-- start --

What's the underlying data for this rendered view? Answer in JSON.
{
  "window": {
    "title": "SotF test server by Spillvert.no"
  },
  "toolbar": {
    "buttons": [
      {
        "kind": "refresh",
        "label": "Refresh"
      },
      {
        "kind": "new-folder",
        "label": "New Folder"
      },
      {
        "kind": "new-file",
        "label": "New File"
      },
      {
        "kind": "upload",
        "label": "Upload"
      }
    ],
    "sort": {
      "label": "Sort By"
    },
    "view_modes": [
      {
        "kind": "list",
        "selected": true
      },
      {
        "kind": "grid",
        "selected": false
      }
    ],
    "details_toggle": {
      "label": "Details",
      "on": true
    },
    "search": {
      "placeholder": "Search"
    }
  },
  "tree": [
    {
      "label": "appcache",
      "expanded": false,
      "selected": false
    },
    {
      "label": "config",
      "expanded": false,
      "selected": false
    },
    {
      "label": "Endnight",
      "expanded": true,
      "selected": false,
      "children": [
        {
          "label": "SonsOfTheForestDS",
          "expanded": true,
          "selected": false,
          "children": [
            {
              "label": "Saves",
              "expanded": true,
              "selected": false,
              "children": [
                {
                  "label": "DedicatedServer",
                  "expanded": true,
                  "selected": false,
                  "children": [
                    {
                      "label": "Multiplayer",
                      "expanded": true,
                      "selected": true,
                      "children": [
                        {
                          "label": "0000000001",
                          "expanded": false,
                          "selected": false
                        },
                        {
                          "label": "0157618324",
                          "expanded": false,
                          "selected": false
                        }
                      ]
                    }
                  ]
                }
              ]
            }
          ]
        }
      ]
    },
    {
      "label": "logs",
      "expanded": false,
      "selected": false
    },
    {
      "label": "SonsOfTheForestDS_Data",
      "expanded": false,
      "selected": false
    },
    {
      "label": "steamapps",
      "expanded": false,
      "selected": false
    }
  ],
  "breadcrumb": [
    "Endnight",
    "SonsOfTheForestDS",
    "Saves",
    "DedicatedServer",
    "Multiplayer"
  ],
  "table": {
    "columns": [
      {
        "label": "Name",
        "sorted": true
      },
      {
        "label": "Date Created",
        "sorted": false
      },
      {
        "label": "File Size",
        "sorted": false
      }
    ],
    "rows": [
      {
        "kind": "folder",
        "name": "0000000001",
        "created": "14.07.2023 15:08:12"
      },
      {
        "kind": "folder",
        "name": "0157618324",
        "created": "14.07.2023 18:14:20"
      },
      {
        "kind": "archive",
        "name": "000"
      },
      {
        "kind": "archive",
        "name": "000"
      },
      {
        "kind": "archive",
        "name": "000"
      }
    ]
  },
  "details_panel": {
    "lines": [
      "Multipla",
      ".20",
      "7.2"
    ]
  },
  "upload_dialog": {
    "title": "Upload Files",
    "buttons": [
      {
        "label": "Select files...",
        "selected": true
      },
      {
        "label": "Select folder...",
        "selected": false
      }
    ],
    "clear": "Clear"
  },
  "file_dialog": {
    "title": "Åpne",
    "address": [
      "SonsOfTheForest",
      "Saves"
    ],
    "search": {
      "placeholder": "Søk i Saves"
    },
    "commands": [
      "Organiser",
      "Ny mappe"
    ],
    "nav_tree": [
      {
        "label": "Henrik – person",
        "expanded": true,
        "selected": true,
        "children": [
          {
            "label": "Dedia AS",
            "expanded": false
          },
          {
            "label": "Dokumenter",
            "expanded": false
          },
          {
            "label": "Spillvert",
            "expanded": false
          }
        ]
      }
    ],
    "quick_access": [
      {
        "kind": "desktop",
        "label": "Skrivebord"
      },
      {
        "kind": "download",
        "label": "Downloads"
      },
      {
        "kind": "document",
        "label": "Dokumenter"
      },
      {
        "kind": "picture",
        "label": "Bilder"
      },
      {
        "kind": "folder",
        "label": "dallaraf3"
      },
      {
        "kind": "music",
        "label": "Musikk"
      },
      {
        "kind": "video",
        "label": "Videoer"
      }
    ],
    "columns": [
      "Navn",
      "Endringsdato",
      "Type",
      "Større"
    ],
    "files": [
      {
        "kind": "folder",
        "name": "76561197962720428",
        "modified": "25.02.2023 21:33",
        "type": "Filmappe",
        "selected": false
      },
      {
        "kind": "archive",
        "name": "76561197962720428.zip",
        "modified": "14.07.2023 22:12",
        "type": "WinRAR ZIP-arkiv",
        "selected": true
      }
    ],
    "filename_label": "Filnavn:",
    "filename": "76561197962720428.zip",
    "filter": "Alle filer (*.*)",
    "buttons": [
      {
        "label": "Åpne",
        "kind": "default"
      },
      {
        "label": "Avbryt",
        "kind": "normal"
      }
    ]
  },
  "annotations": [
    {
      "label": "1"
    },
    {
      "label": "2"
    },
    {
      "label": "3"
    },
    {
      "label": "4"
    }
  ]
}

-- end --

What the exercise asks
Pick out the lines above that hold the string "modified" and show them.

Exercise output
        "modified": "25.02.2023 21:33",
        "modified": "14.07.2023 22:12",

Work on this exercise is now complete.